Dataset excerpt
===============

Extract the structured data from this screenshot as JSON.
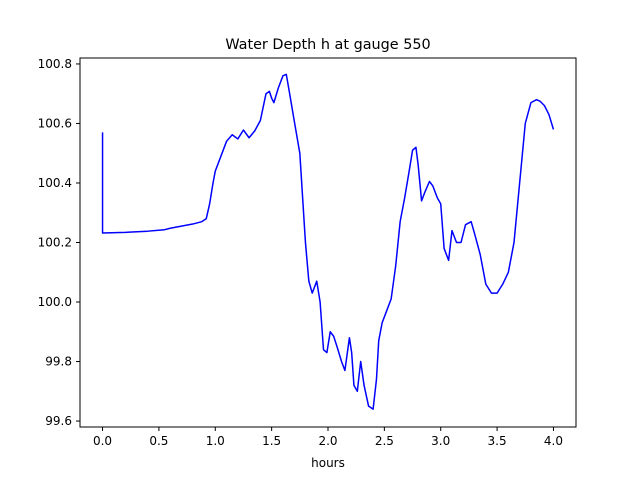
{
  "chart_data": {
    "type": "line",
    "title": "Water Depth h at gauge 550",
    "xlabel": "hours",
    "ylabel": "",
    "xlim": [
      -0.2,
      4.2
    ],
    "ylim": [
      99.58,
      100.82
    ],
    "x_ticks": [
      0.0,
      0.5,
      1.0,
      1.5,
      2.0,
      2.5,
      3.0,
      3.5,
      4.0
    ],
    "x_tick_labels": [
      "0.0",
      "0.5",
      "1.0",
      "1.5",
      "2.0",
      "2.5",
      "3.0",
      "3.5",
      "4.0"
    ],
    "y_ticks": [
      99.6,
      99.8,
      100.0,
      100.2,
      100.4,
      100.6,
      100.8
    ],
    "y_tick_labels": [
      "99.6",
      "99.8",
      "100.0",
      "100.2",
      "100.4",
      "100.6",
      "100.8"
    ],
    "grid": false,
    "series": [
      {
        "color": "#0000ff",
        "x": [
          0.0,
          0.0,
          0.2,
          0.4,
          0.55,
          0.6,
          0.7,
          0.8,
          0.88,
          0.92,
          0.95,
          0.98,
          1.0,
          1.05,
          1.1,
          1.15,
          1.2,
          1.25,
          1.3,
          1.35,
          1.4,
          1.45,
          1.48,
          1.5,
          1.52,
          1.56,
          1.6,
          1.63,
          1.66,
          1.7,
          1.75,
          1.8,
          1.83,
          1.86,
          1.9,
          1.93,
          1.96,
          1.99,
          2.02,
          2.05,
          2.08,
          2.12,
          2.15,
          2.19,
          2.21,
          2.23,
          2.26,
          2.29,
          2.32,
          2.36,
          2.4,
          2.43,
          2.45,
          2.48,
          2.52,
          2.56,
          2.6,
          2.64,
          2.68,
          2.72,
          2.75,
          2.78,
          2.8,
          2.83,
          2.86,
          2.9,
          2.93,
          2.97,
          3.0,
          3.03,
          3.07,
          3.1,
          3.14,
          3.18,
          3.22,
          3.27,
          3.3,
          3.35,
          3.4,
          3.45,
          3.5,
          3.55,
          3.6,
          3.65,
          3.7,
          3.75,
          3.8,
          3.85,
          3.88,
          3.92,
          3.96,
          4.0
        ],
        "y": [
          100.57,
          100.232,
          100.234,
          100.238,
          100.243,
          100.248,
          100.255,
          100.262,
          100.27,
          100.28,
          100.33,
          100.4,
          100.44,
          100.49,
          100.54,
          100.562,
          100.548,
          100.578,
          100.552,
          100.575,
          100.61,
          100.7,
          100.708,
          100.685,
          100.67,
          100.72,
          100.76,
          100.765,
          100.7,
          100.61,
          100.5,
          100.2,
          100.07,
          100.03,
          100.07,
          100.0,
          99.84,
          99.83,
          99.9,
          99.885,
          99.85,
          99.8,
          99.77,
          99.88,
          99.83,
          99.72,
          99.7,
          99.8,
          99.72,
          99.65,
          99.64,
          99.74,
          99.87,
          99.93,
          99.97,
          100.01,
          100.12,
          100.27,
          100.35,
          100.44,
          100.51,
          100.52,
          100.46,
          100.34,
          100.37,
          100.405,
          100.39,
          100.35,
          100.33,
          100.18,
          100.14,
          100.24,
          100.2,
          100.2,
          100.26,
          100.27,
          100.23,
          100.16,
          100.06,
          100.03,
          100.03,
          100.06,
          100.1,
          100.2,
          100.4,
          100.6,
          100.67,
          100.68,
          100.675,
          100.66,
          100.63,
          100.58
        ]
      }
    ]
  }
}
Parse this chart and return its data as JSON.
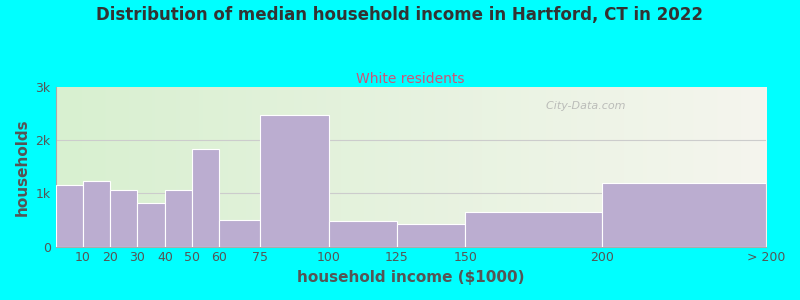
{
  "title": "Distribution of median household income in Hartford, CT in 2022",
  "subtitle": "White residents",
  "xlabel": "household income ($1000)",
  "ylabel": "households",
  "background_color": "#00FFFF",
  "bar_color": "#bbadd0",
  "bar_edge_color": "#ffffff",
  "title_color": "#333333",
  "subtitle_color": "#cc5577",
  "axis_label_color": "#555555",
  "tick_label_color": "#555555",
  "bin_left_edges": [
    0,
    10,
    20,
    30,
    40,
    50,
    60,
    75,
    100,
    125,
    150,
    200
  ],
  "bin_right_edges": [
    10,
    20,
    30,
    40,
    50,
    60,
    75,
    100,
    125,
    150,
    200,
    260
  ],
  "tick_positions": [
    10,
    20,
    30,
    40,
    50,
    60,
    75,
    100,
    125,
    150,
    200,
    260
  ],
  "tick_labels": [
    "10",
    "20",
    "30",
    "40",
    "50",
    "60",
    "75",
    "100",
    "125",
    "150",
    "200",
    "> 200"
  ],
  "values": [
    1150,
    1230,
    1060,
    820,
    1060,
    1830,
    500,
    2480,
    490,
    430,
    660,
    1200
  ],
  "ylim": [
    0,
    3000
  ],
  "yticks": [
    0,
    1000,
    2000,
    3000
  ],
  "ytick_labels": [
    "0",
    "1k",
    "2k",
    "3k"
  ],
  "watermark": "  City-Data.com",
  "figsize": [
    8.0,
    3.0
  ],
  "dpi": 100
}
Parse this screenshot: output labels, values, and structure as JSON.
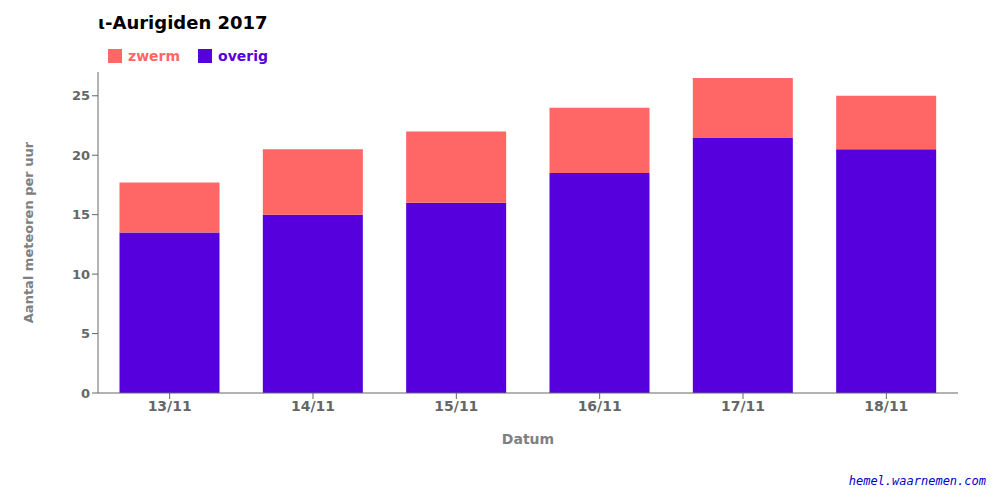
{
  "chart_data": {
    "type": "bar",
    "stacked": true,
    "title": "ι-Aurigiden 2017",
    "xlabel": "Datum",
    "ylabel": "Aantal meteoren per uur",
    "categories": [
      "13/11",
      "14/11",
      "15/11",
      "16/11",
      "17/11",
      "18/11"
    ],
    "series": [
      {
        "name": "overig",
        "color": "#5500DD",
        "values": [
          13.5,
          15.0,
          16.0,
          18.5,
          21.5,
          20.5
        ]
      },
      {
        "name": "zwerm",
        "color": "#FF6666",
        "values": [
          4.2,
          5.5,
          6.0,
          5.5,
          5.0,
          4.5
        ]
      }
    ],
    "ylim": [
      0,
      27
    ],
    "yticks": [
      0,
      5,
      10,
      15,
      20,
      25
    ],
    "legend": "upper left",
    "grid": false,
    "annotations": [
      {
        "text": "hemel.waarnemen.com",
        "color": "#0000CC"
      }
    ]
  }
}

===============

■ **Description of the task**: Restate the whole listing above exactly, except for its images.

■ **Reply**:
Extract the structured data from this screenshot as JSON.
{
  "chart_data": {
    "type": "line",
    "title": "Water Depth h at gauge 550",
    "xlabel": "hours",
    "ylabel": "",
    "xlim": [
      -0.2,
      4.2
    ],
    "ylim": [
      99.58,
      100.82
    ],
    "x_ticks": [
      0.0,
      0.5,
      1.0,
      1.5,
      2.0,
      2.5,
      3.0,
      3.5,
      4.0
    ],
    "x_tick_labels": [
      "0.0",
      "0.5",
      "1.0",
      "1.5",
      "2.0",
      "2.5",
      "3.0",
      "3.5",
      "4.0"
    ],
    "y_ticks": [
      99.6,
      99.8,
      100.0,
      100.2,
      100.4,
      100.6,
      100.8
    ],
    "y_tick_labels": [
      "99.6",
      "99.8",
      "100.0",
      "100.2",
      "100.4",
      "100.6",
      "100.8"
    ],
    "grid": false,
    "series": [
      {
        "color": "#0000ff",
        "x": [
          0.0,
          0.0,
          0.2,
          0.4,
          0.55,
          0.6,
          0.7,
          0.8,
          0.88,
          0.92,
          0.95,
          0.98,
          1.0,
          1.05,
          1.1,
          1.15,
          1.2,
          1.25,
          1.3,
          1.35,
          1.4,
          1.45,
          1.48,
          1.5,
          1.52,
          1.56,
          1.6,
          1.63,
          1.66,
          1.7,
          1.75,
          1.8,
          1.83,
          1.86,
          1.9,
          1.93,
          1.96,
          1.99,
          2.02,
          2.05,
          2.08,
          2.12,
          2.15,
          2.19,
          2.21,
          2.23,
          2.26,
          2.29,
          2.32,
          2.36,
          2.4,
          2.43,
          2.45,
          2.48,
          2.52,
          2.56,
          2.6,
          2.64,
          2.68,
          2.72,
          2.75,
          2.78,
          2.8,
          2.83,
          2.86,
          2.9,
          2.93,
          2.97,
          3.0,
          3.03,
          3.07,
          3.1,
          3.14,
          3.18,
          3.22,
          3.27,
          3.3,
          3.35,
          3.4,
          3.45,
          3.5,
          3.55,
          3.6,
          3.65,
          3.7,
          3.75,
          3.8,
          3.85,
          3.88,
          3.92,
          3.96,
          4.0
        ],
        "y": [
          100.57,
          100.232,
          100.234,
          100.238,
          100.243,
          100.248,
          100.255,
          100.262,
          100.27,
          100.28,
          100.33,
          100.4,
          100.44,
          100.49,
          100.54,
          100.562,
          100.548,
          100.578,
          100.552,
          100.575,
          100.61,
          100.7,
          100.708,
          100.685,
          100.67,
          100.72,
          100.76,
          100.765,
          100.7,
          100.61,
          100.5,
          100.2,
          100.07,
          100.03,
          100.07,
          100.0,
          99.84,
          99.83,
          99.9,
          99.885,
          99.85,
          99.8,
          99.77,
          99.88,
          99.83,
          99.72,
          99.7,
          99.8,
          99.72,
          99.65,
          99.64,
          99.74,
          99.87,
          99.93,
          99.97,
          100.01,
          100.12,
          100.27,
          100.35,
          100.44,
          100.51,
          100.52,
          100.46,
          100.34,
          100.37,
          100.405,
          100.39,
          100.35,
          100.33,
          100.18,
          100.14,
          100.24,
          100.2,
          100.2,
          100.26,
          100.27,
          100.23,
          100.16,
          100.06,
          100.03,
          100.03,
          100.06,
          100.1,
          100.2,
          100.4,
          100.6,
          100.67,
          100.68,
          100.675,
          100.66,
          100.63,
          100.58
        ]
      }
    ]
  }
}
Parse this chart and return its data as JSON.
{
  "title": "Distribution of median household income in Hartford, CT in 2022",
  "subtitle": "White residents",
  "xlabel": "household income ($1000)",
  "ylabel": "households",
  "background_color": "#00FFFF",
  "bar_color": "#bbadd0",
  "bar_edge_color": "#ffffff",
  "title_color": "#333333",
  "subtitle_color": "#cc5577",
  "axis_label_color": "#555555",
  "tick_label_color": "#555555",
  "bin_left_edges": [
    0,
    10,
    20,
    30,
    40,
    50,
    60,
    75,
    100,
    125,
    150,
    200
  ],
  "bin_right_edges": [
    10,
    20,
    30,
    40,
    50,
    60,
    75,
    100,
    125,
    150,
    200,
    260
  ],
  "tick_positions": [
    10,
    20,
    30,
    40,
    50,
    60,
    75,
    100,
    125,
    150,
    200,
    260
  ],
  "tick_labels": [
    "10",
    "20",
    "30",
    "40",
    "50",
    "60",
    "75",
    "100",
    "125",
    "150",
    "200",
    "> 200"
  ],
  "values": [
    1150,
    1230,
    1060,
    820,
    1060,
    1830,
    500,
    2480,
    490,
    430,
    660,
    1200
  ],
  "ylim": [
    0,
    3000
  ],
  "yticks": [
    0,
    1000,
    2000,
    3000
  ],
  "ytick_labels": [
    "0",
    "1k",
    "2k",
    "3k"
  ],
  "watermark": "  City-Data.com",
  "figsize": [
    8.0,
    3.0
  ],
  "dpi": 100
}
Parse this screenshot: output labels, values, and structure as JSON.
{
  "chart_data": {
    "type": "bar",
    "stacked": true,
    "title": "ι-Aurigiden 2017",
    "xlabel": "Datum",
    "ylabel": "Aantal meteoren per uur",
    "categories": [
      "13/11",
      "14/11",
      "15/11",
      "16/11",
      "17/11",
      "18/11"
    ],
    "series": [
      {
        "name": "overig",
        "color": "#5500DD",
        "values": [
          13.5,
          15.0,
          16.0,
          18.5,
          21.5,
          20.5
        ]
      },
      {
        "name": "zwerm",
        "color": "#FF6666",
        "values": [
          4.2,
          5.5,
          6.0,
          5.5,
          5.0,
          4.5
        ]
      }
    ],
    "ylim": [
      0,
      27
    ],
    "yticks": [
      0,
      5,
      10,
      15,
      20,
      25
    ],
    "legend": "upper left",
    "grid": false,
    "annotations": [
      {
        "text": "hemel.waarnemen.com",
        "color": "#0000CC"
      }
    ]
  }
}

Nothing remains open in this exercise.